* [Recorded information]:

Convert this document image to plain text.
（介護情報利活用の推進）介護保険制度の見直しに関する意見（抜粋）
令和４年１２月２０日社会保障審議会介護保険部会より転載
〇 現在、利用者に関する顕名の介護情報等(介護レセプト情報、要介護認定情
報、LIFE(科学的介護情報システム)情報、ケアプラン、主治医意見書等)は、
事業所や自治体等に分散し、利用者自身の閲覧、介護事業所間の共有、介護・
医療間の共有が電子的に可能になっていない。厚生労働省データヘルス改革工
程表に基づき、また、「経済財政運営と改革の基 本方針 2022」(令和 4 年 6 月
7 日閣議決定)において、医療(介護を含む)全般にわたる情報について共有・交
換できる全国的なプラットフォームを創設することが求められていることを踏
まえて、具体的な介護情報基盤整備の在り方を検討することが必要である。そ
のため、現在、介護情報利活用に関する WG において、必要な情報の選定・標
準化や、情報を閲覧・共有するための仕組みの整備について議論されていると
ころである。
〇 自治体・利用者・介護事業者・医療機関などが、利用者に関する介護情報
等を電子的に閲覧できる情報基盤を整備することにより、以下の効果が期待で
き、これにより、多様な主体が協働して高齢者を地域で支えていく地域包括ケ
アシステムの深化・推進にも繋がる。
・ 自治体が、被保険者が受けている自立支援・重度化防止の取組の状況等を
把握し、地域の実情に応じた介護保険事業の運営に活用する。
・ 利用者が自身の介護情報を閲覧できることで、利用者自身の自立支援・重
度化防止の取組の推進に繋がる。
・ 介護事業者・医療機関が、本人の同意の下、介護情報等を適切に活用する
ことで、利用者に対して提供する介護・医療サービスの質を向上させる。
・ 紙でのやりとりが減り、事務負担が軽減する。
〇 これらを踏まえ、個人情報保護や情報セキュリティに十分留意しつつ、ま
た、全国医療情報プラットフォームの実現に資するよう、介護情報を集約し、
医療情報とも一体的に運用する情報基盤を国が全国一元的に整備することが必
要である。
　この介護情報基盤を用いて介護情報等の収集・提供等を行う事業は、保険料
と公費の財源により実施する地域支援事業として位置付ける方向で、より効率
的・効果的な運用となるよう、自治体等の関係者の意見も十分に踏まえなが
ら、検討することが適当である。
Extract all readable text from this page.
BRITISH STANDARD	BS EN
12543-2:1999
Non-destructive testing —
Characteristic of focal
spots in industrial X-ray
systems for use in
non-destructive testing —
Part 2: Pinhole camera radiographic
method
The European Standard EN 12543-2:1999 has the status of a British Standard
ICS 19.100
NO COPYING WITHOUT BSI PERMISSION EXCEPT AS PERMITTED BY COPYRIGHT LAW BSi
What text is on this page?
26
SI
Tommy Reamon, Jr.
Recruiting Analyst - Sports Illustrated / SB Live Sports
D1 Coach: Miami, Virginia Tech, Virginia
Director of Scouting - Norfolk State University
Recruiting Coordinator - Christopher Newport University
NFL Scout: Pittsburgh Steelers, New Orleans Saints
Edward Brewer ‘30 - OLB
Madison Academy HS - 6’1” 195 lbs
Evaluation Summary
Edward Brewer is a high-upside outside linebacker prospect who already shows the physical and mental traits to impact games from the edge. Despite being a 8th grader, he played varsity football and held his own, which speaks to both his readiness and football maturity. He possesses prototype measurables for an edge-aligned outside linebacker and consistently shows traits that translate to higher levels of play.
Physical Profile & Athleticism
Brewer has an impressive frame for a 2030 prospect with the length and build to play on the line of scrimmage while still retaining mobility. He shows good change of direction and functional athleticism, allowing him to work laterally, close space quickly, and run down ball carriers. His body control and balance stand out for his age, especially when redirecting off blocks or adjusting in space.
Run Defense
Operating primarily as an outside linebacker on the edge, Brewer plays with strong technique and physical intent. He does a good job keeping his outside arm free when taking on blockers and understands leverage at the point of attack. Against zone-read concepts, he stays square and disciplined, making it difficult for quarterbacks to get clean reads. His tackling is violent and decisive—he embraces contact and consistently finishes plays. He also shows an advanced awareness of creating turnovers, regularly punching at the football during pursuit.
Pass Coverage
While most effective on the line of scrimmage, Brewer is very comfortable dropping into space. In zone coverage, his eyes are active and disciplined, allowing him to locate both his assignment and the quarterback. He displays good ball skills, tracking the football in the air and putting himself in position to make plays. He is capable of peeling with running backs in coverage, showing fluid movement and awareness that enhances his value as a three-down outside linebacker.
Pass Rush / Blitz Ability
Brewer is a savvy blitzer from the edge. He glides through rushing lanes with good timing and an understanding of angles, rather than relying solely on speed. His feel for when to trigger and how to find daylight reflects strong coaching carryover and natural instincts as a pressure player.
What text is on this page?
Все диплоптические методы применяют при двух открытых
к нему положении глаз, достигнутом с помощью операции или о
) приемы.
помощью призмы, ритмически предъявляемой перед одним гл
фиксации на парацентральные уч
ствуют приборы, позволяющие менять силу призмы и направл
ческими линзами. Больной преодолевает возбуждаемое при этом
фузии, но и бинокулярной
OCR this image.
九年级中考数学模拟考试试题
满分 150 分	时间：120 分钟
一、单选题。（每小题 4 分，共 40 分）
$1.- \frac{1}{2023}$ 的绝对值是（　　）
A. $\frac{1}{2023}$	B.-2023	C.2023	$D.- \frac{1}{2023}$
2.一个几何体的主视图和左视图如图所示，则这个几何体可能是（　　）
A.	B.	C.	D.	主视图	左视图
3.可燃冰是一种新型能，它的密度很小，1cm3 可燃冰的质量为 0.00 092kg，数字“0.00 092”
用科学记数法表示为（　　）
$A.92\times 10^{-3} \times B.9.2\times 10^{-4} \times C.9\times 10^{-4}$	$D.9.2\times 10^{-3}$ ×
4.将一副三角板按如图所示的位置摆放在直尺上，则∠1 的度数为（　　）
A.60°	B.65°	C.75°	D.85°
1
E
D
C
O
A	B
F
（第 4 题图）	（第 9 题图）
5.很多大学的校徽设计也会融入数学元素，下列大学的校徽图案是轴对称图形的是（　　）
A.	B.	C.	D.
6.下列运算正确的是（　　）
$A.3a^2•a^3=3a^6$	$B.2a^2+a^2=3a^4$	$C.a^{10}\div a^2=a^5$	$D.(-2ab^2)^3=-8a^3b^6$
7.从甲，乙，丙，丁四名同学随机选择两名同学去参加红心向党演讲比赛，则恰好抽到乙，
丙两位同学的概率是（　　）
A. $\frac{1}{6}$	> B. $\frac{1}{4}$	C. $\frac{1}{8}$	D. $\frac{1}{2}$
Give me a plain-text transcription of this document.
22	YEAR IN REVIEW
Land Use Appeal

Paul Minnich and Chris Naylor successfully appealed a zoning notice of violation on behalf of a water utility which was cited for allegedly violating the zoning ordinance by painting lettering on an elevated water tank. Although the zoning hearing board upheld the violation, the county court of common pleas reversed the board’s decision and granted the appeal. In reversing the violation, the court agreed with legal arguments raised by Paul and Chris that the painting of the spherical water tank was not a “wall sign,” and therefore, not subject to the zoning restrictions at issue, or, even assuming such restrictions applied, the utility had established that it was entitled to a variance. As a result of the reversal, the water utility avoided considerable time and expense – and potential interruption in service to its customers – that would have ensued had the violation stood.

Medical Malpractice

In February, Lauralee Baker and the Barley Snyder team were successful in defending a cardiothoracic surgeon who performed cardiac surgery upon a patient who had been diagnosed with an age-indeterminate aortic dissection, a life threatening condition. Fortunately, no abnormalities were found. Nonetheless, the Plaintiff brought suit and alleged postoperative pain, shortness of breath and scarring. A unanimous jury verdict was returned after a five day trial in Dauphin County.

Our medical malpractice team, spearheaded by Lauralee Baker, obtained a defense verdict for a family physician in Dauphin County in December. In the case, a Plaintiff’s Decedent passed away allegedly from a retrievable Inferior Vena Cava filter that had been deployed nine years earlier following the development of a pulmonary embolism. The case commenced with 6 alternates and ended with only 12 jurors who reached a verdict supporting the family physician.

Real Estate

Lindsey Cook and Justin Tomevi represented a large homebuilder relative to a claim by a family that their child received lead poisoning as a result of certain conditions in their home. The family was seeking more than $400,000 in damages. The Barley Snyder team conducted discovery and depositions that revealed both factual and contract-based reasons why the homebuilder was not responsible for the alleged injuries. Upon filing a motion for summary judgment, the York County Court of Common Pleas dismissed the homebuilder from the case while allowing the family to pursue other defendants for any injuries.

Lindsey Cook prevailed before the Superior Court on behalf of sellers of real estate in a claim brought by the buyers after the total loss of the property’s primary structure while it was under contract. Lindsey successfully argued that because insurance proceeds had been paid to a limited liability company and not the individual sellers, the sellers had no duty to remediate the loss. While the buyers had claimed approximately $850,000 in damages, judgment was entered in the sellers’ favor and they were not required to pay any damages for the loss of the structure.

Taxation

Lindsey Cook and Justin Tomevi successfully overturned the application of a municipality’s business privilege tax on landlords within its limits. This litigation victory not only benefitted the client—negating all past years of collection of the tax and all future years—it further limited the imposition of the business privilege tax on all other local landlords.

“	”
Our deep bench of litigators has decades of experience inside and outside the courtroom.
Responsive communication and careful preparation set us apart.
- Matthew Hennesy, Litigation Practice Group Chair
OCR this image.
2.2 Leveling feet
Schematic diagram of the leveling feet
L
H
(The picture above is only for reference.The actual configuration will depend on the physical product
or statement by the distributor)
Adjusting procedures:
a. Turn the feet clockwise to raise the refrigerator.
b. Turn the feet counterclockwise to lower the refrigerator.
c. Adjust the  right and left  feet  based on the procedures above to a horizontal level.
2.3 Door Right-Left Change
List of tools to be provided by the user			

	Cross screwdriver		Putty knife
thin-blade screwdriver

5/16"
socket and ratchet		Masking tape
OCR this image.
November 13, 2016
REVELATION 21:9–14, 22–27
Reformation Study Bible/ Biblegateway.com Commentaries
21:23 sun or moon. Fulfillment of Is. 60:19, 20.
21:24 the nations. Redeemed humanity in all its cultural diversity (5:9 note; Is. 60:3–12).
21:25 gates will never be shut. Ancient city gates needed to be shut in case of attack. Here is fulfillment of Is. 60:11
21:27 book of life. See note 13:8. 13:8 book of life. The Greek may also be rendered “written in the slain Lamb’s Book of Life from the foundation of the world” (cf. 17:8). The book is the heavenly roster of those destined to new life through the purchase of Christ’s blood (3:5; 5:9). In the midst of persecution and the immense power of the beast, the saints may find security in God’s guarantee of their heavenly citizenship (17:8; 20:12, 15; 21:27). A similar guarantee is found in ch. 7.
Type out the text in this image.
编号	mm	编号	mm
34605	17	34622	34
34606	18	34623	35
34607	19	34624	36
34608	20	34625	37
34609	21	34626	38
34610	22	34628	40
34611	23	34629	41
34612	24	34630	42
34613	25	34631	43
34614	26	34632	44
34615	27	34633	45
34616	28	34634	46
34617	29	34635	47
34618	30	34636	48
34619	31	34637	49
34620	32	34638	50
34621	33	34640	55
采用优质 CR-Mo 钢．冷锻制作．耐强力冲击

* [What you have to do]: Which lines above hold the word "screwdriver"? Copy each of them.

* [Task result]:
	Cross screwdriver		Putty knife
thin-blade screwdriver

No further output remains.